(TO DO):
Your task is to quote the material that follows, in full and exactly.

--- Start ---

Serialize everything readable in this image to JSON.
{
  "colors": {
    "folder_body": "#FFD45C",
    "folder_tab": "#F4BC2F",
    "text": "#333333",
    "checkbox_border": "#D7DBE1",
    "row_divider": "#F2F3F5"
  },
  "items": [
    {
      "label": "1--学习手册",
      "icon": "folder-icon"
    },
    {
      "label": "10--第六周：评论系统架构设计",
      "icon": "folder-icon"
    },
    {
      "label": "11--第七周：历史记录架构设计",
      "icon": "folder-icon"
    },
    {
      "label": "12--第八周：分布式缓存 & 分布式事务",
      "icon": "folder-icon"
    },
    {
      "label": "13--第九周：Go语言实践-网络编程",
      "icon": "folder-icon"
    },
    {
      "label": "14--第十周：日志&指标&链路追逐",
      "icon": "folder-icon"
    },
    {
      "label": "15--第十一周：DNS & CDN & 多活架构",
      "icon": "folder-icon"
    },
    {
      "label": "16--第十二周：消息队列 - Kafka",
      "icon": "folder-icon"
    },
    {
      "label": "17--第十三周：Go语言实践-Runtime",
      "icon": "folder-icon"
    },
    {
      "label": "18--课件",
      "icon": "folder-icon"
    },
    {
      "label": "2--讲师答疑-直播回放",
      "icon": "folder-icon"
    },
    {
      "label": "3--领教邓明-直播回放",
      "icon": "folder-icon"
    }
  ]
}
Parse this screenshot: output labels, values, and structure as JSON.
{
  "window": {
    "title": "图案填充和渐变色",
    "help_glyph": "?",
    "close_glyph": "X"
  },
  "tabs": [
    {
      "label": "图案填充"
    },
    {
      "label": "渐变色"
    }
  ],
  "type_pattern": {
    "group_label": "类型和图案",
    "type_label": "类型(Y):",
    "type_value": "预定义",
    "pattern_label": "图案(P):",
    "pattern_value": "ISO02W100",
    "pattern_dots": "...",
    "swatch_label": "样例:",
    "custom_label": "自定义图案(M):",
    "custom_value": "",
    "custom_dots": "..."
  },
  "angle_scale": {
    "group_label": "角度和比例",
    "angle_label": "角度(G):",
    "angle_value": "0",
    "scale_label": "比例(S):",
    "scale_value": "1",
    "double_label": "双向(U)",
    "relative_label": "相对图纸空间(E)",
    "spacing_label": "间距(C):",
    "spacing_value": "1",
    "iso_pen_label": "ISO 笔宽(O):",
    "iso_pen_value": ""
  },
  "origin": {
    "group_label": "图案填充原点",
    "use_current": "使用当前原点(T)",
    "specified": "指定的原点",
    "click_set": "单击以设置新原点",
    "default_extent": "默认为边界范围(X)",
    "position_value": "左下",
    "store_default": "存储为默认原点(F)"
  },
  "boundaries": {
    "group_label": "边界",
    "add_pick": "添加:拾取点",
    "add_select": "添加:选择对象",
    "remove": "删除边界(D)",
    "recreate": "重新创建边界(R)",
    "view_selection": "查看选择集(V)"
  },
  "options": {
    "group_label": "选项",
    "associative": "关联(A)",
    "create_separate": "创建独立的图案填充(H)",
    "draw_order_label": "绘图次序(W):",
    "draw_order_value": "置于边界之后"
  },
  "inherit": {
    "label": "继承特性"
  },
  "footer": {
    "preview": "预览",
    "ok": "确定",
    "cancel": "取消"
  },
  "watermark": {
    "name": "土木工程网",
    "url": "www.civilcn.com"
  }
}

--- End ---

(EXERCISE ANSWER):
Serialize everything readable in this image to JSON.
{
  "colors": {
    "folder_body": "#FFD45C",
    "folder_tab": "#F4BC2F",
    "text": "#333333",
    "checkbox_border": "#D7DBE1",
    "row_divider": "#F2F3F5"
  },
  "items": [
    {
      "label": "1--学习手册",
      "icon": "folder-icon"
    },
    {
      "label": "10--第六周：评论系统架构设计",
      "icon": "folder-icon"
    },
    {
      "label": "11--第七周：历史记录架构设计",
      "icon": "folder-icon"
    },
    {
      "label": "12--第八周：分布式缓存 & 分布式事务",
      "icon": "folder-icon"
    },
    {
      "label": "13--第九周：Go语言实践-网络编程",
      "icon": "folder-icon"
    },
    {
      "label": "14--第十周：日志&指标&链路追逐",
      "icon": "folder-icon"
    },
    {
      "label": "15--第十一周：DNS & CDN & 多活架构",
      "icon": "folder-icon"
    },
    {
      "label": "16--第十二周：消息队列 - Kafka",
      "icon": "folder-icon"
    },
    {
      "label": "17--第十三周：Go语言实践-Runtime",
      "icon": "folder-icon"
    },
    {
      "label": "18--课件",
      "icon": "folder-icon"
    },
    {
      "label": "2--讲师答疑-直播回放",
      "icon": "folder-icon"
    },
    {
      "label": "3--领教邓明-直播回放",
      "icon": "folder-icon"
    }
  ]
}
Parse this screenshot: output labels, values, and structure as JSON.
{
  "window": {
    "title": "图案填充和渐变色",
    "help_glyph": "?",
    "close_glyph": "X"
  },
  "tabs": [
    {
      "label": "图案填充"
    },
    {
      "label": "渐变色"
    }
  ],
  "type_pattern": {
    "group_label": "类型和图案",
    "type_label": "类型(Y):",
    "type_value": "预定义",
    "pattern_label": "图案(P):",
    "pattern_value": "ISO02W100",
    "pattern_dots": "...",
    "swatch_label": "样例:",
    "custom_label": "自定义图案(M):",
    "custom_value": "",
    "custom_dots": "..."
  },
  "angle_scale": {
    "group_label": "角度和比例",
    "angle_label": "角度(G):",
    "angle_value": "0",
    "scale_label": "比例(S):",
    "scale_value": "1",
    "double_label": "双向(U)",
    "relative_label": "相对图纸空间(E)",
    "spacing_label": "间距(C):",
    "spacing_value": "1",
    "iso_pen_label": "ISO 笔宽(O):",
    "iso_pen_value": ""
  },
  "origin": {
    "group_label": "图案填充原点",
    "use_current": "使用当前原点(T)",
    "specified": "指定的原点",
    "click_set": "单击以设置新原点",
    "default_extent": "默认为边界范围(X)",
    "position_value": "左下",
    "store_default": "存储为默认原点(F)"
  },
  "boundaries": {
    "group_label": "边界",
    "add_pick": "添加:拾取点",
    "add_select": "添加:选择对象",
    "remove": "删除边界(D)",
    "recreate": "重新创建边界(R)",
    "view_selection": "查看选择集(V)"
  },
  "options": {
    "group_label": "选项",
    "associative": "关联(A)",
    "create_separate": "创建独立的图案填充(H)",
    "draw_order_label": "绘图次序(W):",
    "draw_order_value": "置于边界之后"
  },
  "inherit": {
    "label": "继承特性"
  },
  "footer": {
    "preview": "预览",
    "ok": "确定",
    "cancel": "取消"
  },
  "watermark": {
    "name": "土木工程网",
    "url": "www.civilcn.com"
  }
}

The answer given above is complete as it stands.